**Task details:**
Give the number of lines in the records below that include "sintesi", and nothing more.

**Data lines:**

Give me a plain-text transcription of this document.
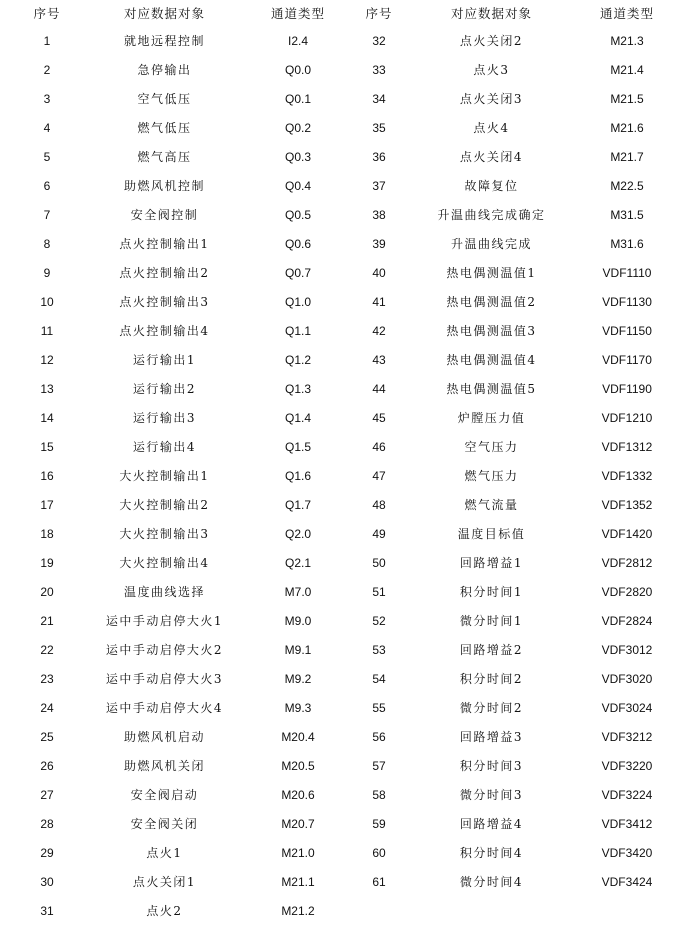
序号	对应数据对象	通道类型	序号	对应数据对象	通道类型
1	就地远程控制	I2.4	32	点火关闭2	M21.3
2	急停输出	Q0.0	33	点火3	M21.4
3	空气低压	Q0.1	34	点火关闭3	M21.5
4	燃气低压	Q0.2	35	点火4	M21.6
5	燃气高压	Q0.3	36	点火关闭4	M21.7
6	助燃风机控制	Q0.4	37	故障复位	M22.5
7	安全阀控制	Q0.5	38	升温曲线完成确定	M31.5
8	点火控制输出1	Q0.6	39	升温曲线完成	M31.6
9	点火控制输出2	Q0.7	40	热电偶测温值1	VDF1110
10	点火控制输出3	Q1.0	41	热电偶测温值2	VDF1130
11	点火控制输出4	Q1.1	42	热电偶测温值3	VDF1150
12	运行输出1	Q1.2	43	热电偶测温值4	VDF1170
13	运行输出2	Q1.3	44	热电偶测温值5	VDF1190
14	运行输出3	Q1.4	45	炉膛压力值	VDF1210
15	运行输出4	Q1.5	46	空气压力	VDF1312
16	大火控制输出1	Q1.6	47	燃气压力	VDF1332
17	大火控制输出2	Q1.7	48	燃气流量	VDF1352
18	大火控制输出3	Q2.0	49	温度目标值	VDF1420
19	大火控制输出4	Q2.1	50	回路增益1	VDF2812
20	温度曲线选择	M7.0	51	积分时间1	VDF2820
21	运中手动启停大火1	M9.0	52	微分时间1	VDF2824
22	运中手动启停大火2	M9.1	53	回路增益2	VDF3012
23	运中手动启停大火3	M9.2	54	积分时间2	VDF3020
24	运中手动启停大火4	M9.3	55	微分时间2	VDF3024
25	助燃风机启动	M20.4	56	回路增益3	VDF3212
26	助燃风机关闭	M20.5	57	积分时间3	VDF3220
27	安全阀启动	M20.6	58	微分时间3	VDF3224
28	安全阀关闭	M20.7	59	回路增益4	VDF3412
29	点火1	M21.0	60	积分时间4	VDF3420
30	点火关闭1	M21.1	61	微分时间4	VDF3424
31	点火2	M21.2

...

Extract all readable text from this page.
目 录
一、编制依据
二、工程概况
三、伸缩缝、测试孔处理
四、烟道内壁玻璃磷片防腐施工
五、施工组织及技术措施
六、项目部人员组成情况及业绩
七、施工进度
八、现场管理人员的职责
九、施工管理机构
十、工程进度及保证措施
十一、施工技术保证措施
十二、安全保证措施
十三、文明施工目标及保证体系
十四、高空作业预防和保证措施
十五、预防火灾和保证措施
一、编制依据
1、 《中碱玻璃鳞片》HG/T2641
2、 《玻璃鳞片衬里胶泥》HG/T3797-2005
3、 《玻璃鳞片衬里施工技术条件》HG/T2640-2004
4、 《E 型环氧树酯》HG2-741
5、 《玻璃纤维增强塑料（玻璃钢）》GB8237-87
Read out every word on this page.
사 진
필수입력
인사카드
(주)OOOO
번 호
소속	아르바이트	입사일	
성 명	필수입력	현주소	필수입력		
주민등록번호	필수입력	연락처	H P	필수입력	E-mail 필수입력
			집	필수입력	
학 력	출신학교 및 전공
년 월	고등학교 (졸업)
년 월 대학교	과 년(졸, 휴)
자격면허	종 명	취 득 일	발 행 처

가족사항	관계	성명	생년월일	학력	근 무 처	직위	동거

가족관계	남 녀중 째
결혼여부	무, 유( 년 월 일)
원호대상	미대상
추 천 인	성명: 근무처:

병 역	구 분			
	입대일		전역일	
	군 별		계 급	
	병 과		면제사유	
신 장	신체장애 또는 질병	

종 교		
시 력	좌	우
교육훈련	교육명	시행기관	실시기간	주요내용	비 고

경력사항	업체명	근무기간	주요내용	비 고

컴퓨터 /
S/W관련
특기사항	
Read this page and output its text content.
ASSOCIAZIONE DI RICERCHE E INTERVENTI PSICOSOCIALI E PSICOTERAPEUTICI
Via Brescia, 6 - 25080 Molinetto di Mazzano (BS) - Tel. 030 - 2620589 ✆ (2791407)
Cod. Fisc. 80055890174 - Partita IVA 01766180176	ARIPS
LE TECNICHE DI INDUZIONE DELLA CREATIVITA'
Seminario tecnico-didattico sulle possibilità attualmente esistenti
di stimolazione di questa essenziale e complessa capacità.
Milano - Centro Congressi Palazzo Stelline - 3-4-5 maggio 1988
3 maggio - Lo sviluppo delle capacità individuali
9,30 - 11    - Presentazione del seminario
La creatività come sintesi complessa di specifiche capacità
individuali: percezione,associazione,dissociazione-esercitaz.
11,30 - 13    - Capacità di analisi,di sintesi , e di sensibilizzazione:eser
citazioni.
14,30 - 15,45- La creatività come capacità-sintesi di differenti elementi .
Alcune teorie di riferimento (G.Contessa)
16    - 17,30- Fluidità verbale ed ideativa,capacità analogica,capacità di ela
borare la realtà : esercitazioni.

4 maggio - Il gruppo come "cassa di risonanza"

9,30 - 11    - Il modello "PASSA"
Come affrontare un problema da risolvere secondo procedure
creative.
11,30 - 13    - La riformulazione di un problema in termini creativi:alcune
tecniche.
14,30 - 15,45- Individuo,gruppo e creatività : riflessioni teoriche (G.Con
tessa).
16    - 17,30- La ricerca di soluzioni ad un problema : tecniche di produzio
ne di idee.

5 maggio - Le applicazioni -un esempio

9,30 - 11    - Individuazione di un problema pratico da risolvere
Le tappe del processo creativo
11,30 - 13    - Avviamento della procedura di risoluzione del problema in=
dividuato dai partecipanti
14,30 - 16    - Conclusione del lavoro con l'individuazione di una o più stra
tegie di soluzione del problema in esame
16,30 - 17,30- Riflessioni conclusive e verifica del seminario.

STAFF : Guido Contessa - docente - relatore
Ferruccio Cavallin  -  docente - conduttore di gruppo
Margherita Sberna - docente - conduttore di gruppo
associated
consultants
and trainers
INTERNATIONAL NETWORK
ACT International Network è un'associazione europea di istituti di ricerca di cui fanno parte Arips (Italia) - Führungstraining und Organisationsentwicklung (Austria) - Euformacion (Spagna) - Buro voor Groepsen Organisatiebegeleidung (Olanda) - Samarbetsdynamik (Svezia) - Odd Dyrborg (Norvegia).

**Output below:**
3